Reproduce the data in its entirety, exactly as supplied.

Input data:
+++

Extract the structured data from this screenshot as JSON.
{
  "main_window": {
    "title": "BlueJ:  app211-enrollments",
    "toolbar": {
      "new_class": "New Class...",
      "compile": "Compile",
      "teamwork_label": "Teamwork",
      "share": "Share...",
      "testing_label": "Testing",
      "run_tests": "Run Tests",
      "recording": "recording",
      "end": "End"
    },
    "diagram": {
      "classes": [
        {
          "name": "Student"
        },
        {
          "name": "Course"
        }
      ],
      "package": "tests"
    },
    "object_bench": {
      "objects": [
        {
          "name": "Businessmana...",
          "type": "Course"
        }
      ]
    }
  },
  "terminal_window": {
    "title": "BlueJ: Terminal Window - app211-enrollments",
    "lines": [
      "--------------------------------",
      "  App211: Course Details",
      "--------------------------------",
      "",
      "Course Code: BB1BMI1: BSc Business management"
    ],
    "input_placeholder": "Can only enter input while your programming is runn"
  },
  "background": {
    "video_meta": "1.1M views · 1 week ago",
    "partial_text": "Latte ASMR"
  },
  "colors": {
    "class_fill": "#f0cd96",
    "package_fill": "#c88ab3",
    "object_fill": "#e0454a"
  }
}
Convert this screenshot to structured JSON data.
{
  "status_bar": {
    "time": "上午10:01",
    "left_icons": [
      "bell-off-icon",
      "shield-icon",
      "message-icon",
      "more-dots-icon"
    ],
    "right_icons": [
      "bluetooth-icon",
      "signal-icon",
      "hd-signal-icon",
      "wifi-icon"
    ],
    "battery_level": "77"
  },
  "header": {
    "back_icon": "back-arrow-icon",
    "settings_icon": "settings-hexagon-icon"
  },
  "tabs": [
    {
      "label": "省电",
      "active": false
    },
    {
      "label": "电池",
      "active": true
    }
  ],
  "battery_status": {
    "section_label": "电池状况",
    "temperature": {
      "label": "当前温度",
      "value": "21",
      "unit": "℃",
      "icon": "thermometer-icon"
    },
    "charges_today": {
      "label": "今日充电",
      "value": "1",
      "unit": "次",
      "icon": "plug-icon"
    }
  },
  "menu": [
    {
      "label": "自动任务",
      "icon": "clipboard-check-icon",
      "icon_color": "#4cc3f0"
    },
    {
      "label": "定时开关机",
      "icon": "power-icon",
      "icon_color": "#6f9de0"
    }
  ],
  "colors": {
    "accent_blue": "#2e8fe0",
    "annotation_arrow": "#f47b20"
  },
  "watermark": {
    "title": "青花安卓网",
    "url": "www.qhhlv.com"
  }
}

+++

Task answer:
Extract the structured data from this screenshot as JSON.
{
  "main_window": {
    "title": "BlueJ:  app211-enrollments",
    "toolbar": {
      "new_class": "New Class...",
      "compile": "Compile",
      "teamwork_label": "Teamwork",
      "share": "Share...",
      "testing_label": "Testing",
      "run_tests": "Run Tests",
      "recording": "recording",
      "end": "End"
    },
    "diagram": {
      "classes": [
        {
          "name": "Student"
        },
        {
          "name": "Course"
        }
      ],
      "package": "tests"
    },
    "object_bench": {
      "objects": [
        {
          "name": "Businessmana...",
          "type": "Course"
        }
      ]
    }
  },
  "terminal_window": {
    "title": "BlueJ: Terminal Window - app211-enrollments",
    "lines": [
      "--------------------------------",
      "  App211: Course Details",
      "--------------------------------",
      "",
      "Course Code: BB1BMI1: BSc Business management"
    ],
    "input_placeholder": "Can only enter input while your programming is runn"
  },
  "background": {
    "video_meta": "1.1M views · 1 week ago",
    "partial_text": "Latte ASMR"
  },
  "colors": {
    "class_fill": "#f0cd96",
    "package_fill": "#c88ab3",
    "object_fill": "#e0454a"
  }
}
Convert this screenshot to structured JSON data.
{
  "status_bar": {
    "time": "上午10:01",
    "left_icons": [
      "bell-off-icon",
      "shield-icon",
      "message-icon",
      "more-dots-icon"
    ],
    "right_icons": [
      "bluetooth-icon",
      "signal-icon",
      "hd-signal-icon",
      "wifi-icon"
    ],
    "battery_level": "77"
  },
  "header": {
    "back_icon": "back-arrow-icon",
    "settings_icon": "settings-hexagon-icon"
  },
  "tabs": [
    {
      "label": "省电",
      "active": false
    },
    {
      "label": "电池",
      "active": true
    }
  ],
  "battery_status": {
    "section_label": "电池状况",
    "temperature": {
      "label": "当前温度",
      "value": "21",
      "unit": "℃",
      "icon": "thermometer-icon"
    },
    "charges_today": {
      "label": "今日充电",
      "value": "1",
      "unit": "次",
      "icon": "plug-icon"
    }
  },
  "menu": [
    {
      "label": "自动任务",
      "icon": "clipboard-check-icon",
      "icon_color": "#4cc3f0"
    },
    {
      "label": "定时开关机",
      "icon": "power-icon",
      "icon_color": "#6f9de0"
    }
  ],
  "colors": {
    "accent_blue": "#2e8fe0",
    "annotation_arrow": "#f47b20"
  },
  "watermark": {
    "title": "青花安卓网",
    "url": "www.qhhlv.com"
  }
}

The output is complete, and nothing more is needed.